(Some records)

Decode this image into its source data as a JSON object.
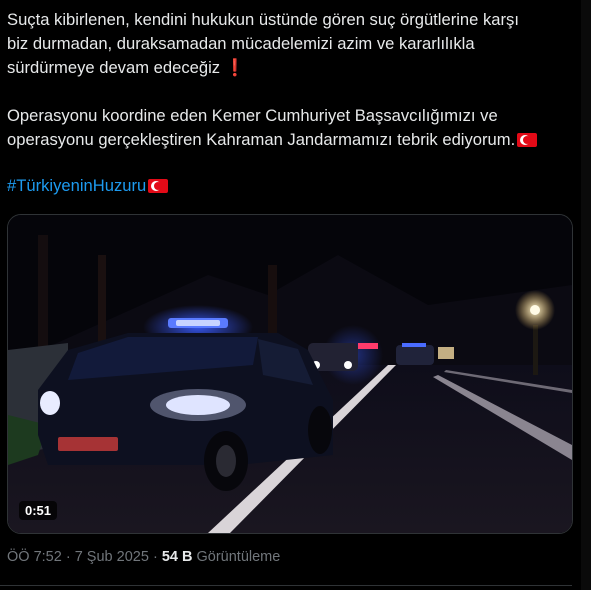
{
  "post": {
    "line1": "Suçta kibirlenen, kendini hukukun üstünde gören suç örgütlerine karşı",
    "line2": "biz durmadan, duraksamadan mücadelemizi azim ve kararlılıkla",
    "line3": "sürdürmeye devam edeceğiz",
    "exclamation": "❗",
    "line4": "Operasyonu koordine eden Kemer Cumhuriyet Başsavcılığımızı ve",
    "line5": "operasyonu gerçekleştiren Kahraman Jandarmamızı tebrik ediyorum.",
    "hashtag": "#TürkiyeninHuzuru"
  },
  "video": {
    "duration": "0:51"
  },
  "meta": {
    "time": "ÖÖ 7:52",
    "separator": "·",
    "date": "7 Şub 2025",
    "views_count": "54 B",
    "views_label": "Görüntüleme"
  },
  "icons": {
    "flag": "turkey-flag-icon",
    "exclamation": "red-exclamation-icon"
  },
  "colors": {
    "background": "#000000",
    "text": "#e7e9ea",
    "link": "#1d9bf0",
    "muted": "#71767b"
  }
}
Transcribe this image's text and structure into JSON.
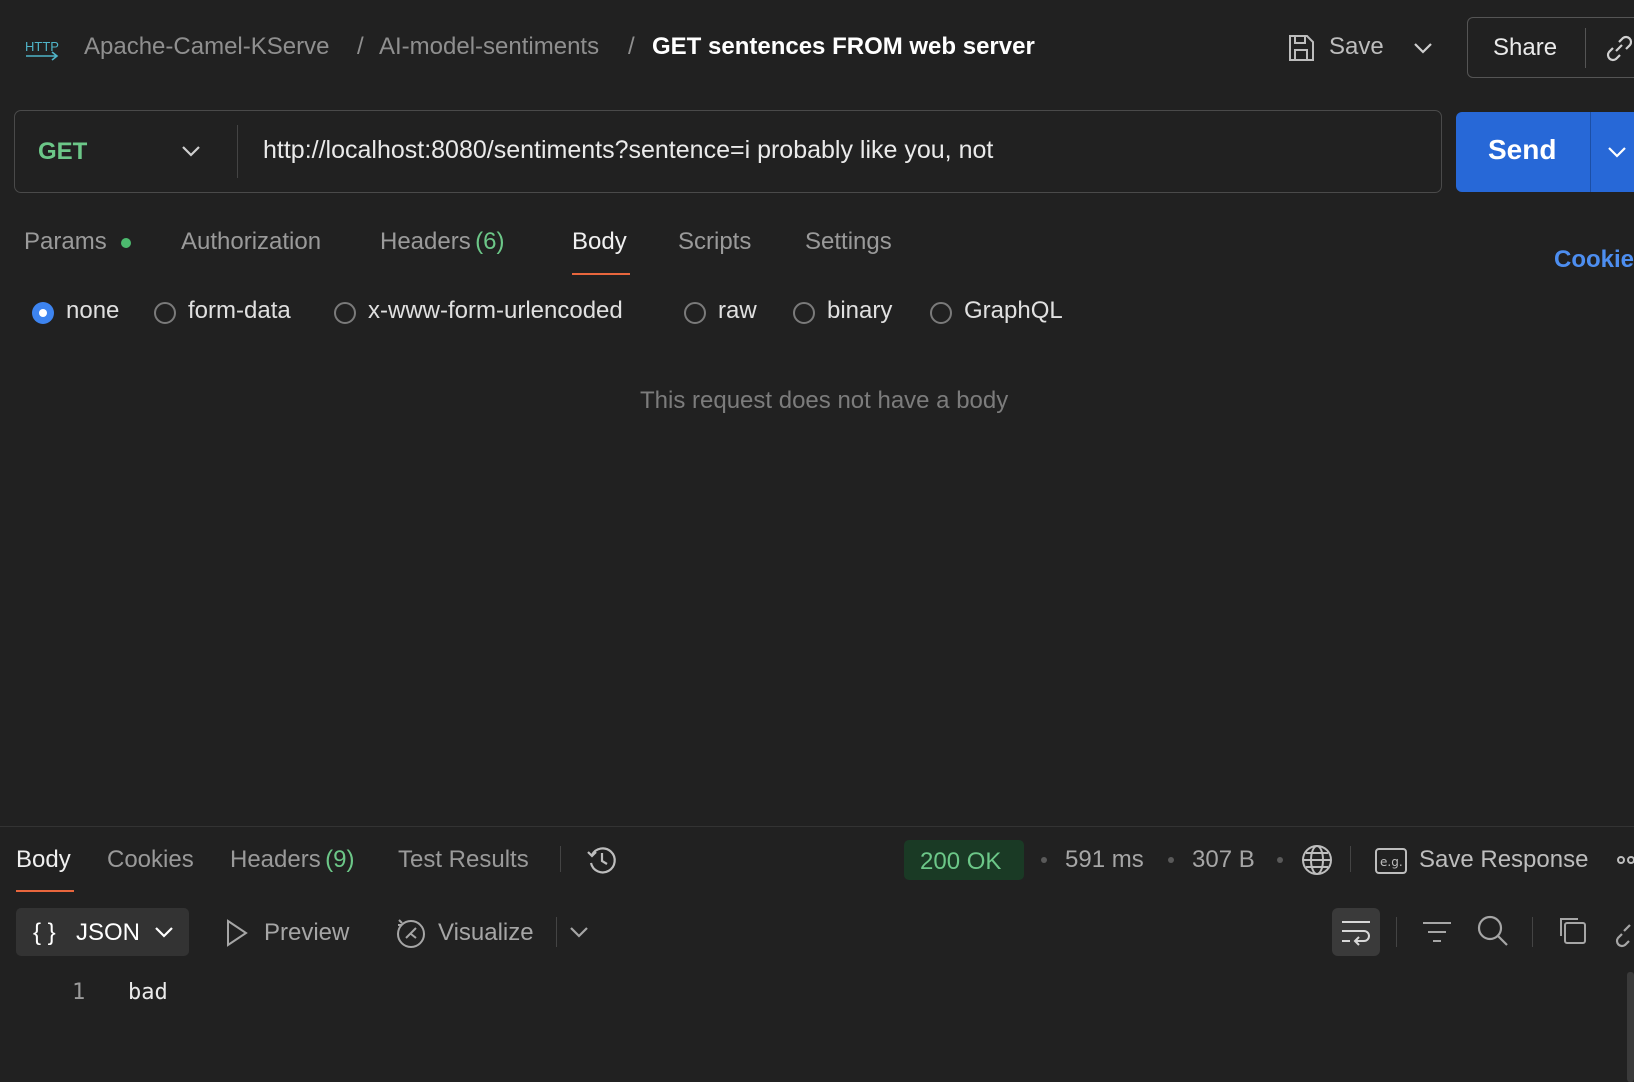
{
  "header": {
    "http_badge": "HTTP",
    "breadcrumb": [
      "Apache-Camel-KServe",
      "AI-model-sentiments"
    ],
    "separator": "/",
    "request_name": "GET sentences FROM web server",
    "save_label": "Save",
    "share_label": "Share"
  },
  "request": {
    "method": "GET",
    "url": "http://localhost:8080/sentiments?sentence=i probably like you, not",
    "send_label": "Send"
  },
  "request_tabs": {
    "params": "Params",
    "authorization": "Authorization",
    "headers": "Headers",
    "headers_count": "(6)",
    "body": "Body",
    "scripts": "Scripts",
    "settings": "Settings",
    "cookies": "Cookies"
  },
  "body_types": {
    "options": [
      "none",
      "form-data",
      "x-www-form-urlencoded",
      "raw",
      "binary",
      "GraphQL"
    ],
    "selected": "none",
    "empty_message": "This request does not have a body"
  },
  "response": {
    "tabs": {
      "body": "Body",
      "cookies": "Cookies",
      "headers": "Headers",
      "headers_count": "(9)",
      "test_results": "Test Results"
    },
    "status": "200 OK",
    "time": "591 ms",
    "size": "307 B",
    "save_response": "Save Response",
    "format": "JSON",
    "preview": "Preview",
    "visualize": "Visualize",
    "lines": [
      {
        "number": "1",
        "text": "bad"
      }
    ]
  },
  "colors": {
    "background": "#212121",
    "accent_send": "#2768d7",
    "success": "#6cc788",
    "tab_underline": "#e8663d",
    "link": "#4d8ef0"
  }
}
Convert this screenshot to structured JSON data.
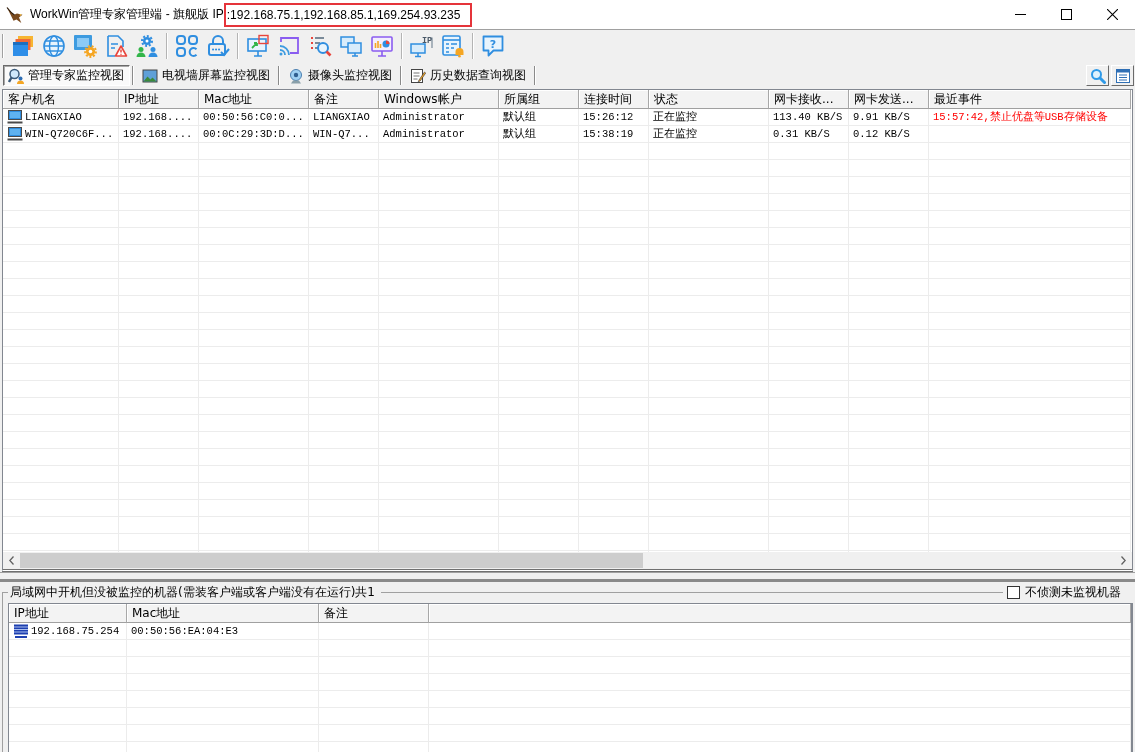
{
  "window": {
    "title": "WorkWin管理专家管理端 - 旗舰版 IP",
    "ip_list": ":192.168.75.1,192.168.85.1,169.254.93.235",
    "ip_highlighted": true
  },
  "toolbar": {
    "ip_icon_label": "IP",
    "help_icon_label": "?"
  },
  "tabs": [
    {
      "label": "管理专家监控视图",
      "selected": true
    },
    {
      "label": "电视墙屏幕监控视图",
      "selected": false
    },
    {
      "label": "摄像头监控视图",
      "selected": false
    },
    {
      "label": "历史数据查询视图",
      "selected": false
    }
  ],
  "clients": {
    "columns": [
      "客户机名",
      "IP地址",
      "Mac地址",
      "备注",
      "Windows帐户",
      "所属组",
      "连接时间",
      "状态",
      "网卡接收...",
      "网卡发送...",
      "最近事件"
    ],
    "rows": [
      {
        "cells": [
          "LIANGXIAO",
          "192.168....",
          "00:50:56:C0:0...",
          "LIANGXIAO",
          "Administrator",
          "默认组",
          "15:26:12",
          "正在监控",
          "113.40 KB/S",
          "9.91 KB/S",
          "15:57:42,禁止优盘等USB存储设备"
        ]
      },
      {
        "cells": [
          "WIN-Q720C6F...",
          "192.168....",
          "00:0C:29:3D:D...",
          "WIN-Q7...",
          "Administrator",
          "默认组",
          "15:38:19",
          "正在监控",
          "0.31 KB/S",
          "0.12 KB/S"
        ]
      }
    ]
  },
  "unmonitored": {
    "title": "局域网中开机但没被监控的机器(需装客户端或客户端没有在运行)共1",
    "option": {
      "label": "不侦测未监视机器",
      "checked": false
    },
    "columns": [
      "IP地址",
      "Mac地址",
      "备注"
    ],
    "rows": [
      {
        "cells": [
          "192.168.75.254",
          "00:50:56:EA:04:E3"
        ]
      }
    ]
  }
}
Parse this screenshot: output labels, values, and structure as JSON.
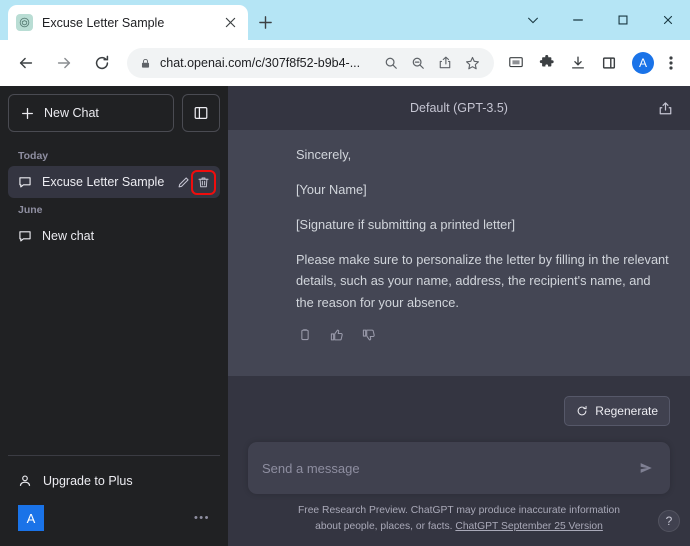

What to produce:
Strip out the images, then output the records above word for word.

Written solution:
Decode this image into its source data as a JSON object.
{
  "post": {
    "line1": "Suçta kibirlenen, kendini hukukun üstünde gören suç örgütlerine karşı",
    "line2": "biz durmadan, duraksamadan mücadelemizi azim ve kararlılıkla",
    "line3": "sürdürmeye devam edeceğiz",
    "exclamation": "❗",
    "line4": "Operasyonu koordine eden Kemer Cumhuriyet Başsavcılığımızı ve",
    "line5": "operasyonu gerçekleştiren Kahraman Jandarmamızı tebrik ediyorum.",
    "hashtag": "#TürkiyeninHuzuru"
  },
  "video": {
    "duration": "0:51"
  },
  "meta": {
    "time": "ÖÖ 7:52",
    "separator": "·",
    "date": "7 Şub 2025",
    "views_count": "54 B",
    "views_label": "Görüntüleme"
  },
  "icons": {
    "flag": "turkey-flag-icon",
    "exclamation": "red-exclamation-icon"
  },
  "colors": {
    "background": "#000000",
    "text": "#e7e9ea",
    "link": "#1d9bf0",
    "muted": "#71767b"
  }
}
Transcribe this image's text and structure into JSON.
{
  "header": {
    "http_badge": "HTTP",
    "breadcrumb": [
      "Apache-Camel-KServe",
      "AI-model-sentiments"
    ],
    "separator": "/",
    "request_name": "GET sentences FROM web server",
    "save_label": "Save",
    "share_label": "Share"
  },
  "request": {
    "method": "GET",
    "url": "http://localhost:8080/sentiments?sentence=i probably like you, not",
    "send_label": "Send"
  },
  "request_tabs": {
    "params": "Params",
    "authorization": "Authorization",
    "headers": "Headers",
    "headers_count": "(6)",
    "body": "Body",
    "scripts": "Scripts",
    "settings": "Settings",
    "cookies": "Cookies"
  },
  "body_types": {
    "options": [
      "none",
      "form-data",
      "x-www-form-urlencoded",
      "raw",
      "binary",
      "GraphQL"
    ],
    "selected": "none",
    "empty_message": "This request does not have a body"
  },
  "response": {
    "tabs": {
      "body": "Body",
      "cookies": "Cookies",
      "headers": "Headers",
      "headers_count": "(9)",
      "test_results": "Test Results"
    },
    "status": "200 OK",
    "time": "591 ms",
    "size": "307 B",
    "save_response": "Save Response",
    "format": "JSON",
    "preview": "Preview",
    "visualize": "Visualize",
    "lines": [
      {
        "number": "1",
        "text": "bad"
      }
    ]
  },
  "colors": {
    "background": "#212121",
    "accent_send": "#2768d7",
    "success": "#6cc788",
    "tab_underline": "#e8663d",
    "link": "#4d8ef0"
  }
}
Convert this screenshot to structured JSON data.
{
  "window": {
    "title": "WorkWin管理专家管理端 - 旗舰版 IP",
    "ip_list": ":192.168.75.1,192.168.85.1,169.254.93.235",
    "ip_highlighted": true
  },
  "toolbar": {
    "ip_icon_label": "IP",
    "help_icon_label": "?"
  },
  "tabs": [
    {
      "label": "管理专家监控视图",
      "selected": true
    },
    {
      "label": "电视墙屏幕监控视图",
      "selected": false
    },
    {
      "label": "摄像头监控视图",
      "selected": false
    },
    {
      "label": "历史数据查询视图",
      "selected": false
    }
  ],
  "clients": {
    "columns": [
      "客户机名",
      "IP地址",
      "Mac地址",
      "备注",
      "Windows帐户",
      "所属组",
      "连接时间",
      "状态",
      "网卡接收...",
      "网卡发送...",
      "最近事件"
    ],
    "rows": [
      {
        "cells": [
          "LIANGXIAO",
          "192.168....",
          "00:50:56:C0:0...",
          "LIANGXIAO",
          "Administrator",
          "默认组",
          "15:26:12",
          "正在监控",
          "113.40 KB/S",
          "9.91 KB/S",
          "15:57:42,禁止优盘等USB存储设备"
        ]
      },
      {
        "cells": [
          "WIN-Q720C6F...",
          "192.168....",
          "00:0C:29:3D:D...",
          "WIN-Q7...",
          "Administrator",
          "默认组",
          "15:38:19",
          "正在监控",
          "0.31 KB/S",
          "0.12 KB/S"
        ]
      }
    ]
  },
  "unmonitored": {
    "title": "局域网中开机但没被监控的机器(需装客户端或客户端没有在运行)共1",
    "option": {
      "label": "不侦测未监视机器",
      "checked": false
    },
    "columns": [
      "IP地址",
      "Mac地址",
      "备注"
    ],
    "rows": [
      {
        "cells": [
          "192.168.75.254",
          "00:50:56:EA:04:E3"
        ]
      }
    ]
  }
}
Parse this screenshot: output labels, values, and structure as JSON.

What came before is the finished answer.